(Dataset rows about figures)
--

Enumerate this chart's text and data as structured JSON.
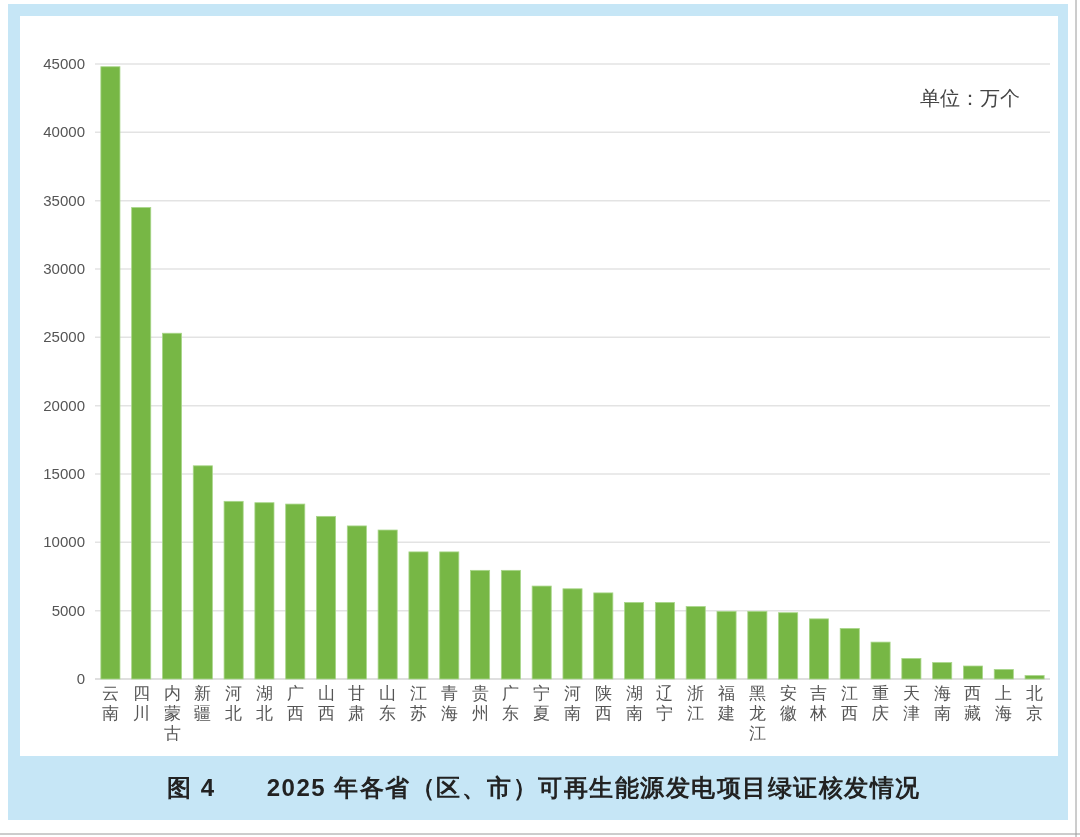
{
  "chart_data": {
    "type": "bar",
    "title": "图 4　　2025 年各省（区、市）可再生能源发电项目绿证核发情况",
    "categories": [
      "云南",
      "四川",
      "内蒙古",
      "新疆",
      "河北",
      "湖北",
      "广西",
      "山西",
      "甘肃",
      "山东",
      "江苏",
      "青海",
      "贵州",
      "广东",
      "宁夏",
      "河南",
      "陕西",
      "湖南",
      "辽宁",
      "浙江",
      "福建",
      "黑龙江",
      "安徽",
      "吉林",
      "江西",
      "重庆",
      "天津",
      "海南",
      "西藏",
      "上海",
      "北京"
    ],
    "values": [
      44800,
      34500,
      25300,
      15600,
      13000,
      12900,
      12800,
      11900,
      11200,
      10900,
      9300,
      9300,
      7950,
      7950,
      6800,
      6600,
      6300,
      5600,
      5600,
      5300,
      4950,
      4950,
      4850,
      4400,
      3700,
      2700,
      1500,
      1200,
      950,
      700,
      250
    ],
    "color": "#77b745",
    "ylim": [
      0,
      45000
    ],
    "yticks": [
      0,
      5000,
      10000,
      15000,
      20000,
      25000,
      30000,
      35000,
      40000,
      45000
    ],
    "grid": "y",
    "annotations": [
      "单位：万个"
    ]
  }
}
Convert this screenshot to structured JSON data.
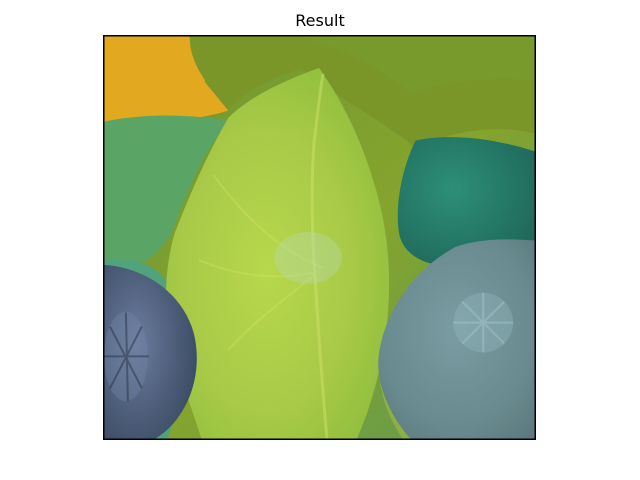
{
  "figure": {
    "title": "Result"
  },
  "image": {
    "description_colors": {
      "orange": "#e4a51f",
      "olive": "#7f9a2a",
      "lemon_yellow_green": "#b8d146",
      "pulp_yellow_green": "#a8c84d",
      "green_panel": "#5aa85f",
      "deep_teal_lime": "#2f7f6d",
      "blue_gray_lemon": "#6f8c8f",
      "kiwi_dark": "#4c5f71",
      "background_green": "#4ea17b"
    }
  }
}
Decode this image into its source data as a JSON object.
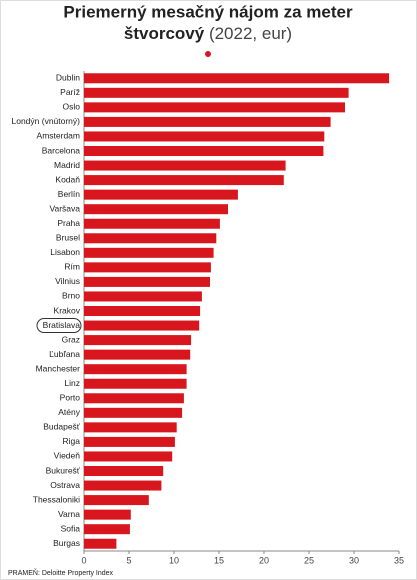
{
  "chart_data": {
    "type": "bar",
    "orientation": "horizontal",
    "title": [
      "Priemerný mesačný nájom za meter",
      "štvorcový"
    ],
    "subtitle": "(2022, eur)",
    "source": "PRAMEŇ: Deloitte Property Index",
    "categories": [
      "Dublin",
      "Paríž",
      "Oslo",
      "Londýn (vnútorný)",
      "Amsterdam",
      "Barcelona",
      "Madrid",
      "Kodaň",
      "Berlín",
      "Varšava",
      "Praha",
      "Brusel",
      "Lisabon",
      "Rím",
      "Vilnius",
      "Brno",
      "Krakov",
      "Bratislava",
      "Graz",
      "Ľubľana",
      "Manchester",
      "Linz",
      "Porto",
      "Atény",
      "Budapešť",
      "Riga",
      "Viedeň",
      "Bukurešť",
      "Ostrava",
      "Thessaloniki",
      "Varna",
      "Sofia",
      "Burgas"
    ],
    "values": [
      33.9,
      29.4,
      29.0,
      27.4,
      26.7,
      26.6,
      22.4,
      22.2,
      17.1,
      16.0,
      15.1,
      14.7,
      14.4,
      14.1,
      14.0,
      13.1,
      12.9,
      12.8,
      11.9,
      11.8,
      11.4,
      11.4,
      11.1,
      10.9,
      10.3,
      10.1,
      9.8,
      8.8,
      8.6,
      7.2,
      5.2,
      5.1,
      3.6
    ],
    "color": "#d7161e",
    "highlighted_category": "Bratislava",
    "xlim": [
      0,
      35
    ],
    "xticks": [
      0,
      5,
      10,
      15,
      20,
      25,
      30,
      35
    ],
    "grid": false
  }
}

--

### REQUIREMENTS
Make an exact copy of all the material, but keep the pictures out of it.

### RESPONSE TO THE EXERCISE
Enumerate this chart's text and data as structured JSON.
{
  "chart_data": {
    "type": "bar",
    "title": "图 4　　2025 年各省（区、市）可再生能源发电项目绿证核发情况",
    "categories": [
      "云南",
      "四川",
      "内蒙古",
      "新疆",
      "河北",
      "湖北",
      "广西",
      "山西",
      "甘肃",
      "山东",
      "江苏",
      "青海",
      "贵州",
      "广东",
      "宁夏",
      "河南",
      "陕西",
      "湖南",
      "辽宁",
      "浙江",
      "福建",
      "黑龙江",
      "安徽",
      "吉林",
      "江西",
      "重庆",
      "天津",
      "海南",
      "西藏",
      "上海",
      "北京"
    ],
    "values": [
      44800,
      34500,
      25300,
      15600,
      13000,
      12900,
      12800,
      11900,
      11200,
      10900,
      9300,
      9300,
      7950,
      7950,
      6800,
      6600,
      6300,
      5600,
      5600,
      5300,
      4950,
      4950,
      4850,
      4400,
      3700,
      2700,
      1500,
      1200,
      950,
      700,
      250
    ],
    "color": "#77b745",
    "ylim": [
      0,
      45000
    ],
    "yticks": [
      0,
      5000,
      10000,
      15000,
      20000,
      25000,
      30000,
      35000,
      40000,
      45000
    ],
    "grid": "y",
    "annotations": [
      "单位：万个"
    ]
  }
}
Convert this screenshot to structured JSON data.
{
  "figure": {
    "title": "Result"
  },
  "image": {
    "description_colors": {
      "orange": "#e4a51f",
      "olive": "#7f9a2a",
      "lemon_yellow_green": "#b8d146",
      "pulp_yellow_green": "#a8c84d",
      "green_panel": "#5aa85f",
      "deep_teal_lime": "#2f7f6d",
      "blue_gray_lemon": "#6f8c8f",
      "kiwi_dark": "#4c5f71",
      "background_green": "#4ea17b"
    }
  }
}
Decode this image into its source data as a JSON object.
{
  "chart_data": {
    "type": "bar",
    "orientation": "horizontal",
    "title": [
      "Priemerný mesačný nájom za meter",
      "štvorcový"
    ],
    "subtitle": "(2022, eur)",
    "source": "PRAMEŇ: Deloitte Property Index",
    "categories": [
      "Dublin",
      "Paríž",
      "Oslo",
      "Londýn (vnútorný)",
      "Amsterdam",
      "Barcelona",
      "Madrid",
      "Kodaň",
      "Berlín",
      "Varšava",
      "Praha",
      "Brusel",
      "Lisabon",
      "Rím",
      "Vilnius",
      "Brno",
      "Krakov",
      "Bratislava",
      "Graz",
      "Ľubľana",
      "Manchester",
      "Linz",
      "Porto",
      "Atény",
      "Budapešť",
      "Riga",
      "Viedeň",
      "Bukurešť",
      "Ostrava",
      "Thessaloniki",
      "Varna",
      "Sofia",
      "Burgas"
    ],
    "values": [
      33.9,
      29.4,
      29.0,
      27.4,
      26.7,
      26.6,
      22.4,
      22.2,
      17.1,
      16.0,
      15.1,
      14.7,
      14.4,
      14.1,
      14.0,
      13.1,
      12.9,
      12.8,
      11.9,
      11.8,
      11.4,
      11.4,
      11.1,
      10.9,
      10.3,
      10.1,
      9.8,
      8.8,
      8.6,
      7.2,
      5.2,
      5.1,
      3.6
    ],
    "color": "#d7161e",
    "highlighted_category": "Bratislava",
    "xlim": [
      0,
      35
    ],
    "xticks": [
      0,
      5,
      10,
      15,
      20,
      25,
      30,
      35
    ],
    "grid": false
  }
}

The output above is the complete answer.